>> start Recorded data

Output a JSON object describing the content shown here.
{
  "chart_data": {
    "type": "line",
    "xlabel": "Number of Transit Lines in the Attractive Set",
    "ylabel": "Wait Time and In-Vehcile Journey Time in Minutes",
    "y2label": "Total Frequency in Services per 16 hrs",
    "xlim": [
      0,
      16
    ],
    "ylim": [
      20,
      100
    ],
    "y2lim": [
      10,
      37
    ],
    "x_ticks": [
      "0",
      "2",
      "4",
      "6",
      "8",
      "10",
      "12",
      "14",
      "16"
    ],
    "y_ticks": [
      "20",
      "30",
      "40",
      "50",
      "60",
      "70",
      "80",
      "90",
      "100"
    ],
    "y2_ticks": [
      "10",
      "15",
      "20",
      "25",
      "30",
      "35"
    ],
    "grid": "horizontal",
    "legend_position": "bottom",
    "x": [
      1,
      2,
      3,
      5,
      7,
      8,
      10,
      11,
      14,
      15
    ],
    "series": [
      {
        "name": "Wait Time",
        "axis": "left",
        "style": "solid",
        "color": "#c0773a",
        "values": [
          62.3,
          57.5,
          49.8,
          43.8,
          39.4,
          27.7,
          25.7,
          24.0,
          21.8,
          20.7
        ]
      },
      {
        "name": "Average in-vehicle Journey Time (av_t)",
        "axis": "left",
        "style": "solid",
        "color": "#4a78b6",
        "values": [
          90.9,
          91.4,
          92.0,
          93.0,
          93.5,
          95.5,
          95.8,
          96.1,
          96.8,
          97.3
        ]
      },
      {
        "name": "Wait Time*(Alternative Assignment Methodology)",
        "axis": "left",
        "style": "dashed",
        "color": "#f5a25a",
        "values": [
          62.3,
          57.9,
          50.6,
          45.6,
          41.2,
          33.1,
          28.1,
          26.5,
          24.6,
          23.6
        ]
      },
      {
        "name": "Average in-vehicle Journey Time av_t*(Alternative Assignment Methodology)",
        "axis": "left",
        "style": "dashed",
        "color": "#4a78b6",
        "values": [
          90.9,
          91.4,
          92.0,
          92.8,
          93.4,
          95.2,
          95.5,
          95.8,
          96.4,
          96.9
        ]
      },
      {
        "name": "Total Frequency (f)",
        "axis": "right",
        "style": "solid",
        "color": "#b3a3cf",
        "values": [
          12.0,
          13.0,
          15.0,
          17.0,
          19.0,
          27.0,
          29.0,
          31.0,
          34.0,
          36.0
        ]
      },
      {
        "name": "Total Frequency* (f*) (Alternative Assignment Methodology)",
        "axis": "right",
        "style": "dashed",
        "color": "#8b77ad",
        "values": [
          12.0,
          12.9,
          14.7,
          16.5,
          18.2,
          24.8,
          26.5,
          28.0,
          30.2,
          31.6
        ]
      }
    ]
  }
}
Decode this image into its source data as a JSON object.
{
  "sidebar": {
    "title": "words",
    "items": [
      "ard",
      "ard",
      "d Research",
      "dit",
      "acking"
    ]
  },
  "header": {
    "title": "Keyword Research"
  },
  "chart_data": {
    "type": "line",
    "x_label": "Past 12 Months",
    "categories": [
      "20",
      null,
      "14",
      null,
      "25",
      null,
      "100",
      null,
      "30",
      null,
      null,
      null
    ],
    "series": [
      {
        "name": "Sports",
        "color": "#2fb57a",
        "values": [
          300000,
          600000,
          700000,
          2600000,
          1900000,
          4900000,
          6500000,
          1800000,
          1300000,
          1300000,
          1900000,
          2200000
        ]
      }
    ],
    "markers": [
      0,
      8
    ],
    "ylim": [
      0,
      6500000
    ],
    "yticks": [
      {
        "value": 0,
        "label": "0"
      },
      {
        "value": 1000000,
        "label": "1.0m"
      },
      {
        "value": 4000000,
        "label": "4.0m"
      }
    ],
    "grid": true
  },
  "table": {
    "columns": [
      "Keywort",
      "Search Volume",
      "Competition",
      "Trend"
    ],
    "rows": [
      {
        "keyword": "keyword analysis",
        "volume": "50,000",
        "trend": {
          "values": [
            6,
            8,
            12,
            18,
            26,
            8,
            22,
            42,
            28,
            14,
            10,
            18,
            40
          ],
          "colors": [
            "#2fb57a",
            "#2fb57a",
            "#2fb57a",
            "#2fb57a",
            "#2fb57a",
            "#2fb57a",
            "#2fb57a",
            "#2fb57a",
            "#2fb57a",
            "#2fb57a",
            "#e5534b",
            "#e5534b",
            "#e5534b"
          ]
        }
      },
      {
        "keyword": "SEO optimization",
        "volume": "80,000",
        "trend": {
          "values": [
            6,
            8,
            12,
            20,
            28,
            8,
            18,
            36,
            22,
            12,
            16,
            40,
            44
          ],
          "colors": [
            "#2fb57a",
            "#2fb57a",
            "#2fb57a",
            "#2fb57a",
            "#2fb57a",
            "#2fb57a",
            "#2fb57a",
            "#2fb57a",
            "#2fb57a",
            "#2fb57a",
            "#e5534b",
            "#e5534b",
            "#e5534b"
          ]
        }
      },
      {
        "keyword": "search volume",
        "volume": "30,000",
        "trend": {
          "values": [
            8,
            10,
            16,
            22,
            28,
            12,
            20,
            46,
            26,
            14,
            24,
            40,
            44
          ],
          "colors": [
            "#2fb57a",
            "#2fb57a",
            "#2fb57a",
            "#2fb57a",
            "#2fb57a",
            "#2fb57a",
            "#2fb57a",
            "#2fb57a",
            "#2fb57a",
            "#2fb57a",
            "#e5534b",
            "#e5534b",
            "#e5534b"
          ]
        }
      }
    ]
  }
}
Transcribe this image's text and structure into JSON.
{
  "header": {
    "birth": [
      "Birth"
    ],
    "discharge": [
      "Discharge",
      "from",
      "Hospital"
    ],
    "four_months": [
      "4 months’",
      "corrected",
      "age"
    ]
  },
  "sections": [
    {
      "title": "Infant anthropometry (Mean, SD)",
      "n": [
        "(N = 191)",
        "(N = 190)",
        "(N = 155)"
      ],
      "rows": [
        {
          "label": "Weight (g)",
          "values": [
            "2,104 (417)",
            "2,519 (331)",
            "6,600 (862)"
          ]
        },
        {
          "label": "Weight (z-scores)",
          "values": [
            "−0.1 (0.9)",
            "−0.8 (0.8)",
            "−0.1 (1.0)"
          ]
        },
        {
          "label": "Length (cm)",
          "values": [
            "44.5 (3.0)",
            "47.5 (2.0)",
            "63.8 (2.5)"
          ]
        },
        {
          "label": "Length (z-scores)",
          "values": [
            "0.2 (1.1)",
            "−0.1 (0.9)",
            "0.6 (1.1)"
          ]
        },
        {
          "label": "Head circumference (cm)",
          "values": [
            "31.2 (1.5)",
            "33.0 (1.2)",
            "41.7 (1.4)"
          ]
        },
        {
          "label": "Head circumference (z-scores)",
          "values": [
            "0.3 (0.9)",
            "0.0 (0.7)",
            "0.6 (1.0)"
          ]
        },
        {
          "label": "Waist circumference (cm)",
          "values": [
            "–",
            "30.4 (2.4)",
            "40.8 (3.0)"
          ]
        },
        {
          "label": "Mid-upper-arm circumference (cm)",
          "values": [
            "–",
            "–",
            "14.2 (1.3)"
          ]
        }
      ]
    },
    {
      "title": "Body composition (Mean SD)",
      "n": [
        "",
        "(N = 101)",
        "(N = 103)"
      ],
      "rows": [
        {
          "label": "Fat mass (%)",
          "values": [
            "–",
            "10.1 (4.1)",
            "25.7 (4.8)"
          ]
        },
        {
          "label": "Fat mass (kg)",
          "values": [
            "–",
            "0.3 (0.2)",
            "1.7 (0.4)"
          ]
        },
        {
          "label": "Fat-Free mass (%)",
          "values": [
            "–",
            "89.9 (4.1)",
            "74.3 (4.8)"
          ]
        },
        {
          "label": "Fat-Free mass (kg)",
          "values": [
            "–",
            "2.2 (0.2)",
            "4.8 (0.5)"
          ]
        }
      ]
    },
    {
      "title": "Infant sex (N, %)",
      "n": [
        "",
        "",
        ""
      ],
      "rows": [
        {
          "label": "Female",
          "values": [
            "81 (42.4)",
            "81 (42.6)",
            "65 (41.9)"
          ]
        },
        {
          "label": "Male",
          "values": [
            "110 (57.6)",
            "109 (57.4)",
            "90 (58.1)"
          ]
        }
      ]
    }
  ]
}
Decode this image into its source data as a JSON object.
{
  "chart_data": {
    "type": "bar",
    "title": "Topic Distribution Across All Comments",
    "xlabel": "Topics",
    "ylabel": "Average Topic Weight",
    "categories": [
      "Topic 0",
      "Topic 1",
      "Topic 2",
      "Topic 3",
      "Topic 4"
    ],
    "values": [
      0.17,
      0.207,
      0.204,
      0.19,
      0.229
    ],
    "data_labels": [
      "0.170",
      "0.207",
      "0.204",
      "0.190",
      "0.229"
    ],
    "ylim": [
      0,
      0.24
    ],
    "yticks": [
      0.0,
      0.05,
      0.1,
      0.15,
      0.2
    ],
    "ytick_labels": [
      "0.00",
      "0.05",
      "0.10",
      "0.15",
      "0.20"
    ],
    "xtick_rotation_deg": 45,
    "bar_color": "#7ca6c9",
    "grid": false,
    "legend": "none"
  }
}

>> end Recorded data

■ Requirements
Which lines hold the word "Length"? Copy each of them from the records.

■ Exercise output
          "label": "Length (cm)",
          "label": "Length (z-scores)",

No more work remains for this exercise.